─── Record excerpts

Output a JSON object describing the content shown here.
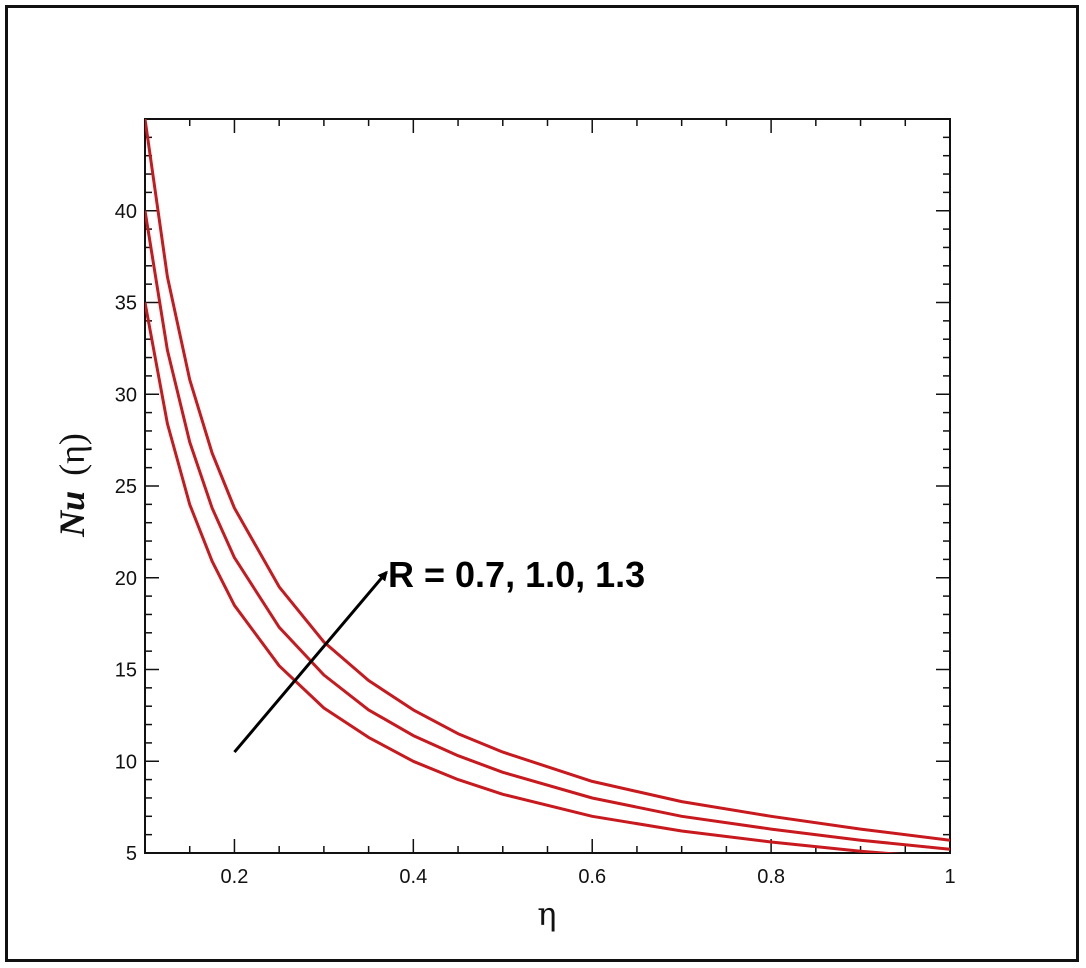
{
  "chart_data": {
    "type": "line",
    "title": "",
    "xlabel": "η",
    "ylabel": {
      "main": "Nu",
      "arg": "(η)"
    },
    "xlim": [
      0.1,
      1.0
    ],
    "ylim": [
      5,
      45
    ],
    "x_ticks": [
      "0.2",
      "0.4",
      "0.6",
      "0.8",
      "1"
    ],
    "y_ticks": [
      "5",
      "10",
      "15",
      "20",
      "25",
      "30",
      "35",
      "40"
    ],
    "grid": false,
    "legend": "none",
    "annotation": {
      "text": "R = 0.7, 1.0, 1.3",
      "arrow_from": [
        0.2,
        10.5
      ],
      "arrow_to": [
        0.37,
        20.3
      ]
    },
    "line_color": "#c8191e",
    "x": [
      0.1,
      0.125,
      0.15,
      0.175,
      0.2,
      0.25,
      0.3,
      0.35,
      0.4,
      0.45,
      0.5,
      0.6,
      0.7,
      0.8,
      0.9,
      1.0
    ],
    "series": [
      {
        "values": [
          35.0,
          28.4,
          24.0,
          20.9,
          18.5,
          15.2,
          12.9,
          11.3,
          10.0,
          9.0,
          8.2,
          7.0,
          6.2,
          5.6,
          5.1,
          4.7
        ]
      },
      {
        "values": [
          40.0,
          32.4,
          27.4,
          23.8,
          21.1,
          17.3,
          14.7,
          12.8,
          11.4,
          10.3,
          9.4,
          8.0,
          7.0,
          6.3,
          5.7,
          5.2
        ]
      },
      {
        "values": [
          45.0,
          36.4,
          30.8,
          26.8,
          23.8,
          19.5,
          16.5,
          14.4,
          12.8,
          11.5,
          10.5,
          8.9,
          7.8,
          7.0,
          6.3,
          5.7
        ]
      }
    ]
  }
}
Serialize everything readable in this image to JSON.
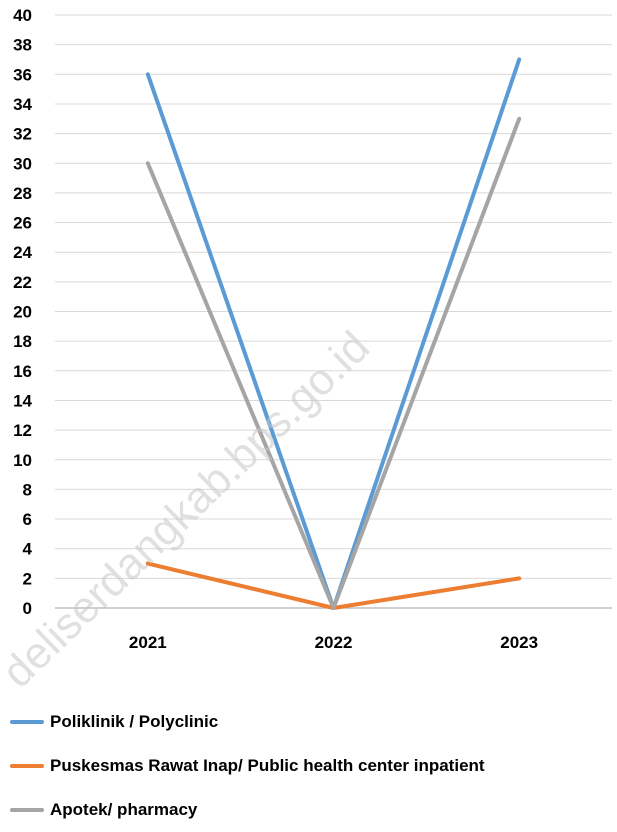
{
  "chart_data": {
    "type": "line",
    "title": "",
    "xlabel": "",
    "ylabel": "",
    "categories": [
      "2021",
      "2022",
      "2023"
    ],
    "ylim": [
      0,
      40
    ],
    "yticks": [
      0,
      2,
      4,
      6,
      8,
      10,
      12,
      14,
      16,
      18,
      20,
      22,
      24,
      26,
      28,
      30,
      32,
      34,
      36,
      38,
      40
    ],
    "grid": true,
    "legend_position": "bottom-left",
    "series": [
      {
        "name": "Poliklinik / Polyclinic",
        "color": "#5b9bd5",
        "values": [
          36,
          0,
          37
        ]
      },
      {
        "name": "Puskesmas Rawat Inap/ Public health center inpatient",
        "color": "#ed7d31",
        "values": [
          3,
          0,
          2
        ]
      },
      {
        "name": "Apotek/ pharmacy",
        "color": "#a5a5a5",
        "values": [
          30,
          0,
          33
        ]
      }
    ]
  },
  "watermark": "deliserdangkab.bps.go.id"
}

──────
─── Record excerpts

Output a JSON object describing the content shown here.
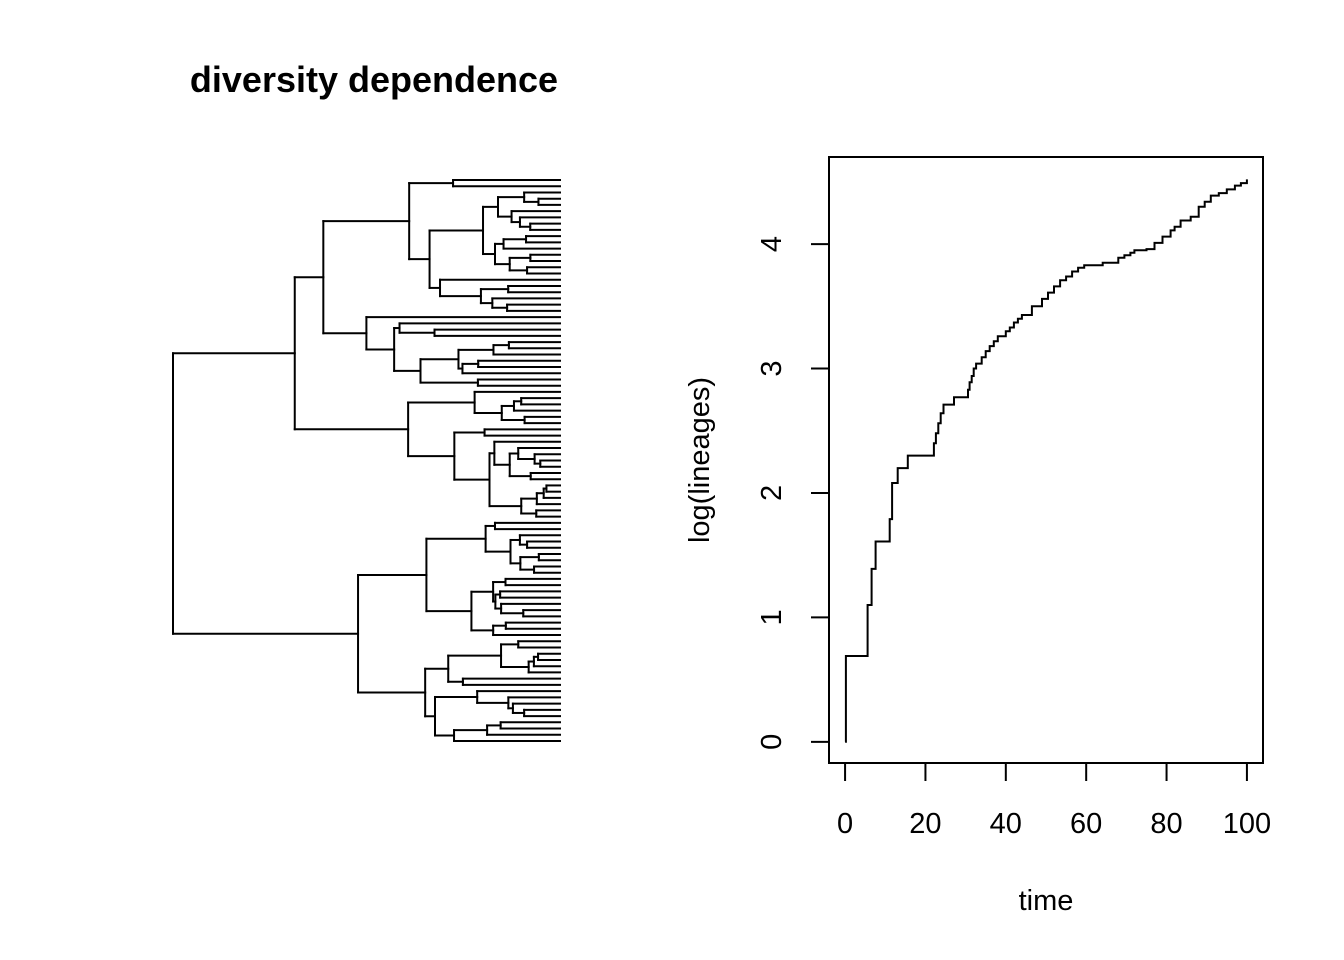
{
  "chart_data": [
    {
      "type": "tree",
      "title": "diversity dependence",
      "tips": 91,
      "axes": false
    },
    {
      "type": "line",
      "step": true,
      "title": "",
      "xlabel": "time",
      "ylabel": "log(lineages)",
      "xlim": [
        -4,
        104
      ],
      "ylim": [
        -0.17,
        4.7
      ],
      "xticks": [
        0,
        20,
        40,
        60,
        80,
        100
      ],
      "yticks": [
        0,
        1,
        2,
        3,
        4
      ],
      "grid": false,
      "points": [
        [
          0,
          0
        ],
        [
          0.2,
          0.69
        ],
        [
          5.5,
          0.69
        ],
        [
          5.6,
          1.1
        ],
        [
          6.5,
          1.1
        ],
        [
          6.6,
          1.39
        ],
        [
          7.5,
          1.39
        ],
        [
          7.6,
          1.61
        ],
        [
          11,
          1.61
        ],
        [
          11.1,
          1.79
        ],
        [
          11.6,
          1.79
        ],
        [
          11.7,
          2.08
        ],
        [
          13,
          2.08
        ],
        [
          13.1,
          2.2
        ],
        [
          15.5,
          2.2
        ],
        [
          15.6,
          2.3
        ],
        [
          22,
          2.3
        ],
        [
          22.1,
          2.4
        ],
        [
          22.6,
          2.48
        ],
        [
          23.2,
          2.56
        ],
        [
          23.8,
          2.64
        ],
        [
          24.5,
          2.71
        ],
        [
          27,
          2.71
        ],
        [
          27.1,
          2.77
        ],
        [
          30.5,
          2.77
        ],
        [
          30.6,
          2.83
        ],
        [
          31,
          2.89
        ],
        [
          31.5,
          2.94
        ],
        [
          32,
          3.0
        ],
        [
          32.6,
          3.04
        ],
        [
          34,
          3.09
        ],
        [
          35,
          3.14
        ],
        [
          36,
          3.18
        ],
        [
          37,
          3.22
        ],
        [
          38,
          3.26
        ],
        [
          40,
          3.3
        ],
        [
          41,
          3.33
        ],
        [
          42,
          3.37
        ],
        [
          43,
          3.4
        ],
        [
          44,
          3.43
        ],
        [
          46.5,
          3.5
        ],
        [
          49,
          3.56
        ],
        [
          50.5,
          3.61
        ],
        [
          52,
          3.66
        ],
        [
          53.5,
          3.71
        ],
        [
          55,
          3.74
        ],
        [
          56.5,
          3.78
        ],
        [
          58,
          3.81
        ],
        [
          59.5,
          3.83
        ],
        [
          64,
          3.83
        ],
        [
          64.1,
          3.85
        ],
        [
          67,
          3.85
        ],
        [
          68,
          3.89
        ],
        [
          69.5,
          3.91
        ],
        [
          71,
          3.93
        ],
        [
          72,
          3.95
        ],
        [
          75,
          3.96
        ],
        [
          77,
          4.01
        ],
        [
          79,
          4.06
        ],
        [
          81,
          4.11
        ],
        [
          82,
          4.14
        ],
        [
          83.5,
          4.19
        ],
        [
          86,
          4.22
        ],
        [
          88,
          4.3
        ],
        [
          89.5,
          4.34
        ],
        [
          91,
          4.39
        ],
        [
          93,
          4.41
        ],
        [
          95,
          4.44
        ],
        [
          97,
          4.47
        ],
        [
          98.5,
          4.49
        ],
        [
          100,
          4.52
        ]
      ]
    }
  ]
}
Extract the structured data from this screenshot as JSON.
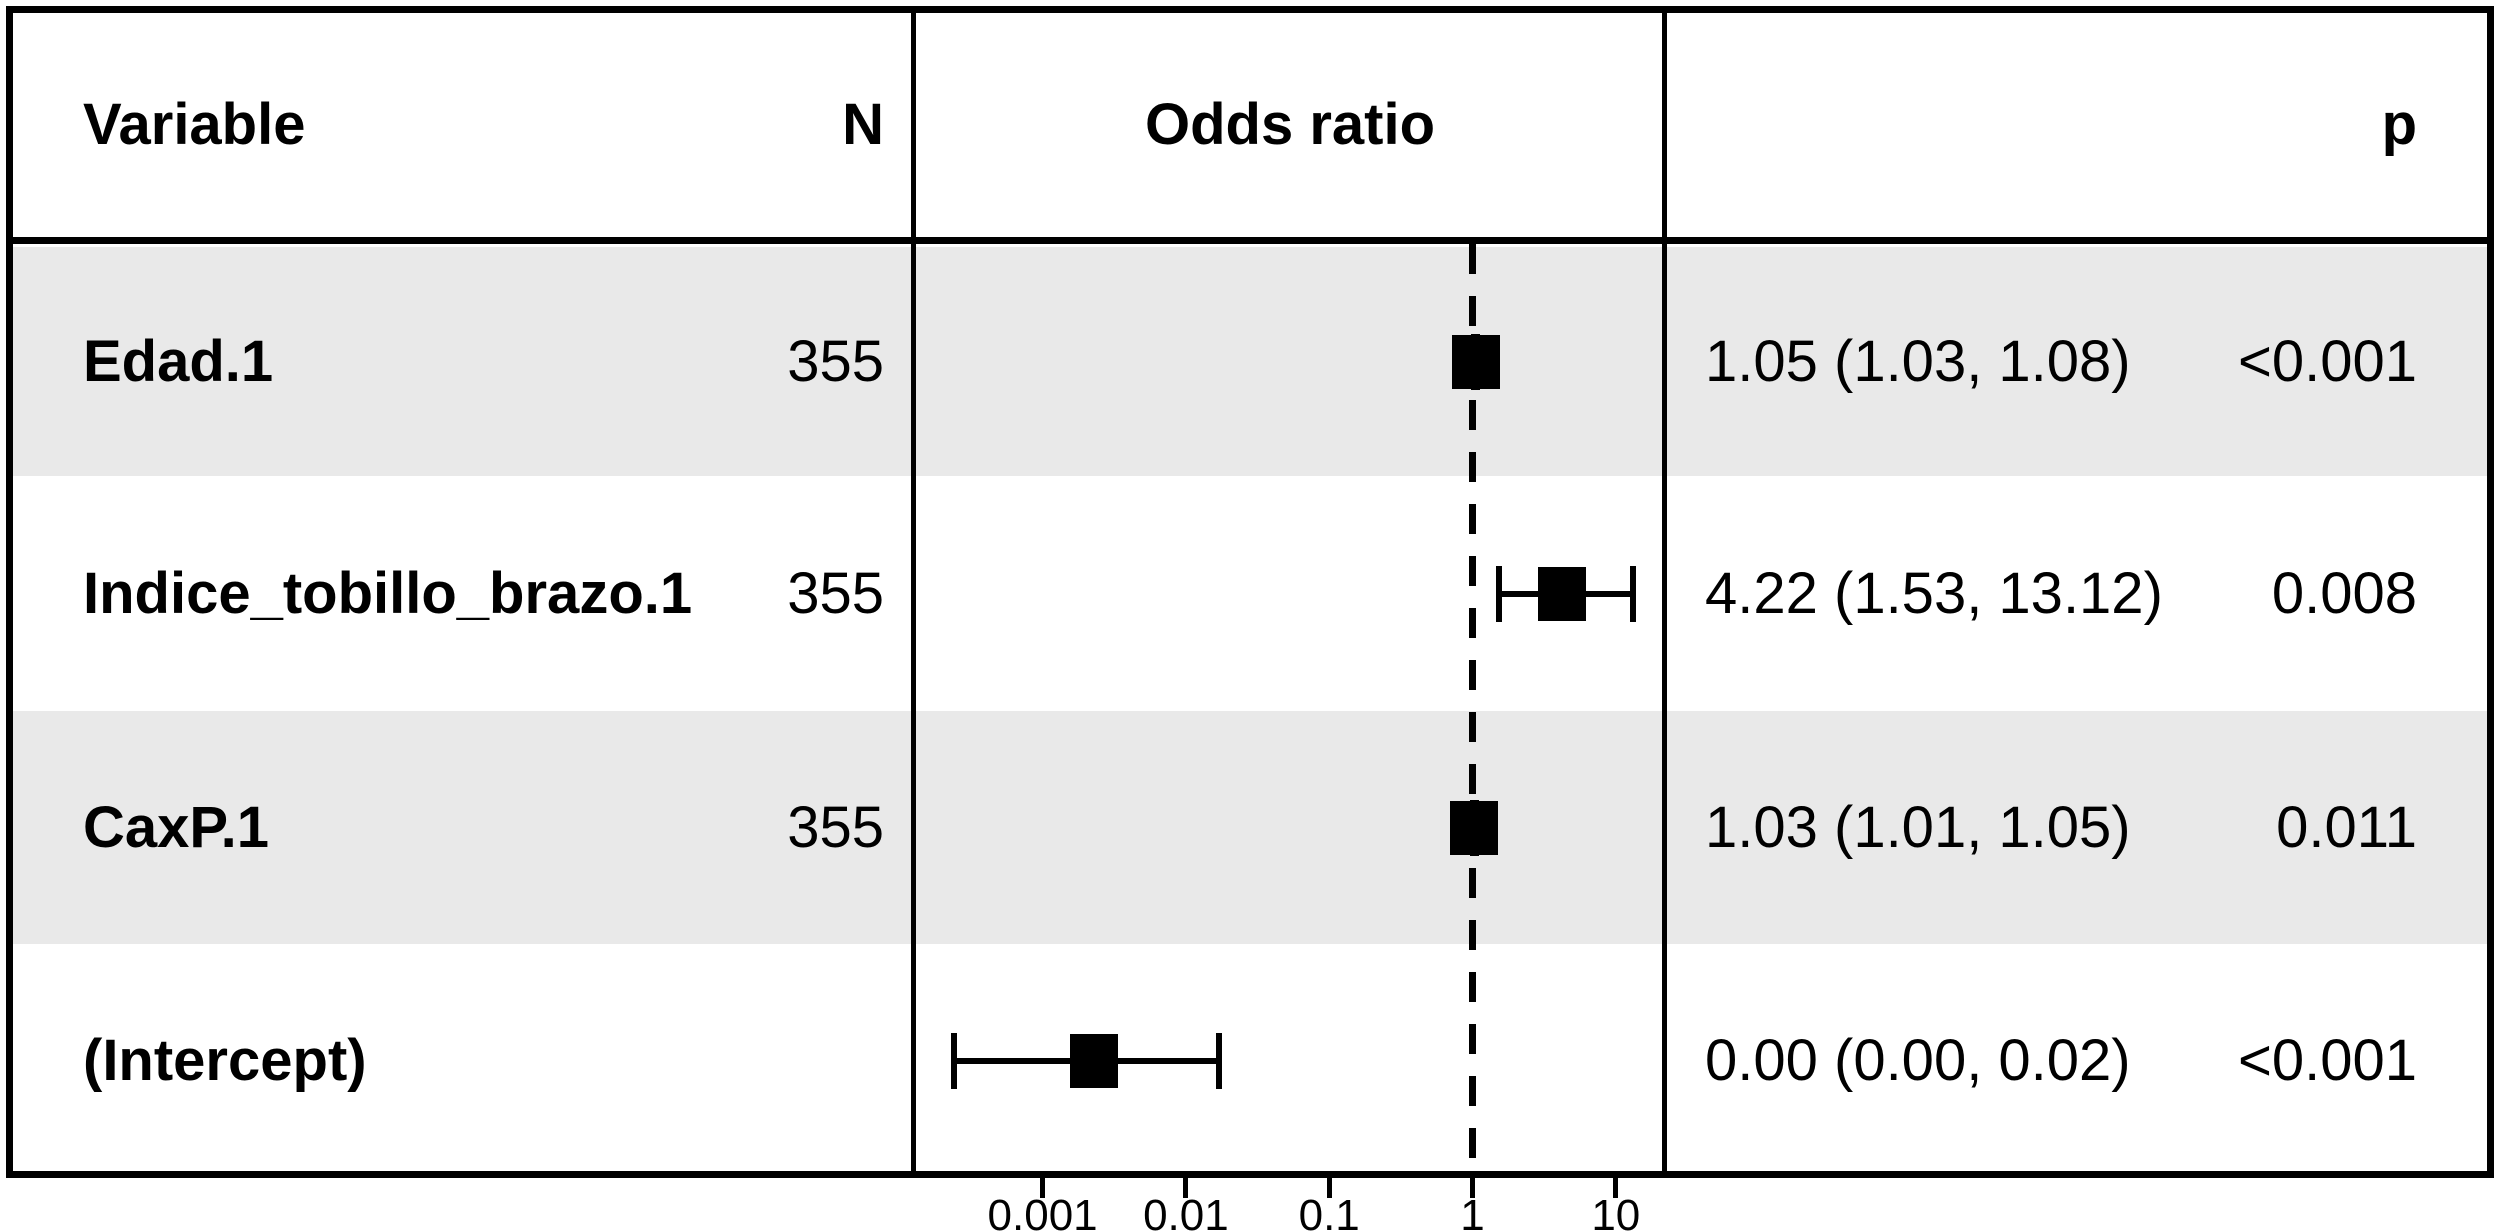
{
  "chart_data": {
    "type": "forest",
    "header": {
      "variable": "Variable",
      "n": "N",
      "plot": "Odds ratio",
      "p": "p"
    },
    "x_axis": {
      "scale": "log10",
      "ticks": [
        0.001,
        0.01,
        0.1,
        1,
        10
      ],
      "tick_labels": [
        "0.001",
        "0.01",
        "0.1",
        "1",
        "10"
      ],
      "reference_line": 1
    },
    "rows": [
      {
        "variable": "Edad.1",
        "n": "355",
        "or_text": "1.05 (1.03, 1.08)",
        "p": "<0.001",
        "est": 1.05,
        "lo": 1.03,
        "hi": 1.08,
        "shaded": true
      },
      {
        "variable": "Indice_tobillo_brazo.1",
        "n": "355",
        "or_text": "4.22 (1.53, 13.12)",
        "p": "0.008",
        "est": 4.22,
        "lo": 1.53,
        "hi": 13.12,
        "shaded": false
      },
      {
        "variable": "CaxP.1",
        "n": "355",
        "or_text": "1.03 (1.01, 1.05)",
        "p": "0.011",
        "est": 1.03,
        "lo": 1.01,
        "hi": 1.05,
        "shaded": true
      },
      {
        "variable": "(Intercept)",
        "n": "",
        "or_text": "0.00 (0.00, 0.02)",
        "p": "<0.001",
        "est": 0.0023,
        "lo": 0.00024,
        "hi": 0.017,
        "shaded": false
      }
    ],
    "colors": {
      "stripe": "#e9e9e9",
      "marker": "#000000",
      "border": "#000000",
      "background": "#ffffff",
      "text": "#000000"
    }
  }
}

──────

• Work instructions
Copy each line of the records containing the string "variable".

• Answer to this exercise
      "variable": "Variable",
        "variable": "Edad.1",
        "variable": "Indice_tobillo_brazo.1",
        "variable": "CaxP.1",
        "variable": "(Intercept)",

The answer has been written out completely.